* [Dataset entries]:
"""

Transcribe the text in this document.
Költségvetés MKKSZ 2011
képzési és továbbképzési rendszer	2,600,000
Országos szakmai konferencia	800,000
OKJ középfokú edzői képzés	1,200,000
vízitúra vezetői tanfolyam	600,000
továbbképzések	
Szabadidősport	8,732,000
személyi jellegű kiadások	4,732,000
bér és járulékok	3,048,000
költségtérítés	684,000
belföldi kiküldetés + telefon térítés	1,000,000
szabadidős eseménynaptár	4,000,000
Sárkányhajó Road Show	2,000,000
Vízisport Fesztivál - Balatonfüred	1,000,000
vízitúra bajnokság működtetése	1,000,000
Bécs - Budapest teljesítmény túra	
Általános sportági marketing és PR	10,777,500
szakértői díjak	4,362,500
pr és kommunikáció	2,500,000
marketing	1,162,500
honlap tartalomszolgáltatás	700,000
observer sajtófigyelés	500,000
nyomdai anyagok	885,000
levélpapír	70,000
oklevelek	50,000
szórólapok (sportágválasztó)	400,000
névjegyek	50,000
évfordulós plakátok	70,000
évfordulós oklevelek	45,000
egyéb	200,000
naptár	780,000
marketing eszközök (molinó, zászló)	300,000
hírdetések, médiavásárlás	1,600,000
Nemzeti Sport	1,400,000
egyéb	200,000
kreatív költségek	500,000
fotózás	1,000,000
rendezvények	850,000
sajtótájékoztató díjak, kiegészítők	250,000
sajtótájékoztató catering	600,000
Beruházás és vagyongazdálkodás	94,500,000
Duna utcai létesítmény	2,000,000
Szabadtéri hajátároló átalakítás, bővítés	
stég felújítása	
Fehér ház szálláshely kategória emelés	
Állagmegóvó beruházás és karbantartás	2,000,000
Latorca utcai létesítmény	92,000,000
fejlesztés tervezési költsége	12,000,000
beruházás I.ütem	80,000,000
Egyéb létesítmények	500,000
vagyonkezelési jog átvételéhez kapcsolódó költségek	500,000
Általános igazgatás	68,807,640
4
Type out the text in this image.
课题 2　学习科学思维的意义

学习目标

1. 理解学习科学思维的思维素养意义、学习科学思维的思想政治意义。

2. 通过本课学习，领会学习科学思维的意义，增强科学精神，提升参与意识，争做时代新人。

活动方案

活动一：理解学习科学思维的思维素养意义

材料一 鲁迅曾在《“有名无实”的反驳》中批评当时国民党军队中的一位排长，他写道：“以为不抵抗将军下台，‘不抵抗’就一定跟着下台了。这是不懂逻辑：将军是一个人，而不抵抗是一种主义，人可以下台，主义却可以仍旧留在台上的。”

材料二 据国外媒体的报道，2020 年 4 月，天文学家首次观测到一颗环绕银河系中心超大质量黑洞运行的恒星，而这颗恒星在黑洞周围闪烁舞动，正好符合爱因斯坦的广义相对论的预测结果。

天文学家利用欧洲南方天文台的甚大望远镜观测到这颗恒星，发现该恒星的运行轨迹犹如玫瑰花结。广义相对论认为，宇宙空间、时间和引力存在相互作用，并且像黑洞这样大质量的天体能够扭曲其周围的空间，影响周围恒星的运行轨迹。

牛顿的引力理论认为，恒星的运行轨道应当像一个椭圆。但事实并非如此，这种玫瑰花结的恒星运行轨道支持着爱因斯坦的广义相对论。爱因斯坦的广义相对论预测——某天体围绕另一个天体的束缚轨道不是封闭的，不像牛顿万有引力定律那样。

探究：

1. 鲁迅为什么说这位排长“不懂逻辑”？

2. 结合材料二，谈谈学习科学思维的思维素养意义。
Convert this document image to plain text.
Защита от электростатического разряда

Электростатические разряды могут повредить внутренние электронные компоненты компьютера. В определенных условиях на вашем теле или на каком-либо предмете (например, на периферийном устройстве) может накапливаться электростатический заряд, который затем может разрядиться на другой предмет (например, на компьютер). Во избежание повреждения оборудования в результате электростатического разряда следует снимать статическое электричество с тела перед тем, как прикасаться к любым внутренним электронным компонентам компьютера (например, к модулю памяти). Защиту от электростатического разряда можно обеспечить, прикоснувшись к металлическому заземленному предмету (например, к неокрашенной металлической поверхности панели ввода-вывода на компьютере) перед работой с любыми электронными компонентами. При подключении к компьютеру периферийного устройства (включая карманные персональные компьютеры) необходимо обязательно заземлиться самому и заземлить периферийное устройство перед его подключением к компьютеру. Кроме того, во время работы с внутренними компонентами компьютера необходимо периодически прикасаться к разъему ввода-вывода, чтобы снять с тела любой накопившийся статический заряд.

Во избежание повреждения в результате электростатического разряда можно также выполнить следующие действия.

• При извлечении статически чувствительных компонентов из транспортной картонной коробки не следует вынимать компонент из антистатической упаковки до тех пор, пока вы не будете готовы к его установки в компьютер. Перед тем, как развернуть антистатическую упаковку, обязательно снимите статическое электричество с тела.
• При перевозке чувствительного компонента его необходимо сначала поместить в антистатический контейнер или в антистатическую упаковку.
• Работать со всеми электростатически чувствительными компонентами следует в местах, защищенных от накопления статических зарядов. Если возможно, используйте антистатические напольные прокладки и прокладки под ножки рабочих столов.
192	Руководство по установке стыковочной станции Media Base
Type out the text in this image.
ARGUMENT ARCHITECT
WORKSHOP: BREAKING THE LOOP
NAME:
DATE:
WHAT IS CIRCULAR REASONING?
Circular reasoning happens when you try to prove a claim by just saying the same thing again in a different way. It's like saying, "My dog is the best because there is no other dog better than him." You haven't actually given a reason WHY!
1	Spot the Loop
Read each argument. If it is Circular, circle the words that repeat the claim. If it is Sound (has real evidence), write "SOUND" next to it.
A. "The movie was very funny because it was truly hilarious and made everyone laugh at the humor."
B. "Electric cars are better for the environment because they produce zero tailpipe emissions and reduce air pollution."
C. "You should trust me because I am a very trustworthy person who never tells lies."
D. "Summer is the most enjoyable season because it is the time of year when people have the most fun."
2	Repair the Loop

"""

* [TASK DIRECTIONS]: Repeat the material word for word, in full.

* [ANSWER FOR THIS EXERCISE]:
Transcribe the text in this document.
Költségvetés MKKSZ 2011
képzési és továbbképzési rendszer	2,600,000
Országos szakmai konferencia	800,000
OKJ középfokú edzői képzés	1,200,000
vízitúra vezetői tanfolyam	600,000
továbbképzések	
Szabadidősport	8,732,000
személyi jellegű kiadások	4,732,000
bér és járulékok	3,048,000
költségtérítés	684,000
belföldi kiküldetés + telefon térítés	1,000,000
szabadidős eseménynaptár	4,000,000
Sárkányhajó Road Show	2,000,000
Vízisport Fesztivál - Balatonfüred	1,000,000
vízitúra bajnokság működtetése	1,000,000
Bécs - Budapest teljesítmény túra	
Általános sportági marketing és PR	10,777,500
szakértői díjak	4,362,500
pr és kommunikáció	2,500,000
marketing	1,162,500
honlap tartalomszolgáltatás	700,000
observer sajtófigyelés	500,000
nyomdai anyagok	885,000
levélpapír	70,000
oklevelek	50,000
szórólapok (sportágválasztó)	400,000
névjegyek	50,000
évfordulós plakátok	70,000
évfordulós oklevelek	45,000
egyéb	200,000
naptár	780,000
marketing eszközök (molinó, zászló)	300,000
hírdetések, médiavásárlás	1,600,000
Nemzeti Sport	1,400,000
egyéb	200,000
kreatív költségek	500,000
fotózás	1,000,000
rendezvények	850,000
sajtótájékoztató díjak, kiegészítők	250,000
sajtótájékoztató catering	600,000
Beruházás és vagyongazdálkodás	94,500,000
Duna utcai létesítmény	2,000,000
Szabadtéri hajátároló átalakítás, bővítés	
stég felújítása	
Fehér ház szálláshely kategória emelés	
Állagmegóvó beruházás és karbantartás	2,000,000
Latorca utcai létesítmény	92,000,000
fejlesztés tervezési költsége	12,000,000
beruházás I.ütem	80,000,000
Egyéb létesítmények	500,000
vagyonkezelési jog átvételéhez kapcsolódó költségek	500,000
Általános igazgatás	68,807,640
4
Type out the text in this image.
课题 2　学习科学思维的意义

学习目标

1. 理解学习科学思维的思维素养意义、学习科学思维的思想政治意义。

2. 通过本课学习，领会学习科学思维的意义，增强科学精神，提升参与意识，争做时代新人。

活动方案

活动一：理解学习科学思维的思维素养意义

材料一 鲁迅曾在《“有名无实”的反驳》中批评当时国民党军队中的一位排长，他写道：“以为不抵抗将军下台，‘不抵抗’就一定跟着下台了。这是不懂逻辑：将军是一个人，而不抵抗是一种主义，人可以下台，主义却可以仍旧留在台上的。”

材料二 据国外媒体的报道，2020 年 4 月，天文学家首次观测到一颗环绕银河系中心超大质量黑洞运行的恒星，而这颗恒星在黑洞周围闪烁舞动，正好符合爱因斯坦的广义相对论的预测结果。

天文学家利用欧洲南方天文台的甚大望远镜观测到这颗恒星，发现该恒星的运行轨迹犹如玫瑰花结。广义相对论认为，宇宙空间、时间和引力存在相互作用，并且像黑洞这样大质量的天体能够扭曲其周围的空间，影响周围恒星的运行轨迹。

牛顿的引力理论认为，恒星的运行轨道应当像一个椭圆。但事实并非如此，这种玫瑰花结的恒星运行轨道支持着爱因斯坦的广义相对论。爱因斯坦的广义相对论预测——某天体围绕另一个天体的束缚轨道不是封闭的，不像牛顿万有引力定律那样。

探究：

1. 鲁迅为什么说这位排长“不懂逻辑”？

2. 结合材料二，谈谈学习科学思维的思维素养意义。
Convert this document image to plain text.
Защита от электростатического разряда

Электростатические разряды могут повредить внутренние электронные компоненты компьютера. В определенных условиях на вашем теле или на каком-либо предмете (например, на периферийном устройстве) может накапливаться электростатический заряд, который затем может разрядиться на другой предмет (например, на компьютер). Во избежание повреждения оборудования в результате электростатического разряда следует снимать статическое электричество с тела перед тем, как прикасаться к любым внутренним электронным компонентам компьютера (например, к модулю памяти). Защиту от электростатического разряда можно обеспечить, прикоснувшись к металлическому заземленному предмету (например, к неокрашенной металлической поверхности панели ввода-вывода на компьютере) перед работой с любыми электронными компонентами. При подключении к компьютеру периферийного устройства (включая карманные персональные компьютеры) необходимо обязательно заземлиться самому и заземлить периферийное устройство перед его подключением к компьютеру. Кроме того, во время работы с внутренними компонентами компьютера необходимо периодически прикасаться к разъему ввода-вывода, чтобы снять с тела любой накопившийся статический заряд.

Во избежание повреждения в результате электростатического разряда можно также выполнить следующие действия.

• При извлечении статически чувствительных компонентов из транспортной картонной коробки не следует вынимать компонент из антистатической упаковки до тех пор, пока вы не будете готовы к его установки в компьютер. Перед тем, как развернуть антистатическую упаковку, обязательно снимите статическое электричество с тела.
• При перевозке чувствительного компонента его необходимо сначала поместить в антистатический контейнер или в антистатическую упаковку.
• Работать со всеми электростатически чувствительными компонентами следует в местах, защищенных от накопления статических зарядов. Если возможно, используйте антистатические напольные прокладки и прокладки под ножки рабочих столов.
192	Руководство по установке стыковочной станции Media Base
Type out the text in this image.
ARGUMENT ARCHITECT
WORKSHOP: BREAKING THE LOOP
NAME:
DATE:
WHAT IS CIRCULAR REASONING?
Circular reasoning happens when you try to prove a claim by just saying the same thing again in a different way. It's like saying, "My dog is the best because there is no other dog better than him." You haven't actually given a reason WHY!
1	Spot the Loop
Read each argument. If it is Circular, circle the words that repeat the claim. If it is Sound (has real evidence), write "SOUND" next to it.
A. "The movie was very funny because it was truly hilarious and made everyone laugh at the humor."
B. "Electric cars are better for the environment because they produce zero tailpipe emissions and reduce air pollution."
C. "You should trust me because I am a very trustworthy person who never tells lies."
D. "Summer is the most enjoyable season because it is the time of year when people have the most fun."
2	Repair the Loop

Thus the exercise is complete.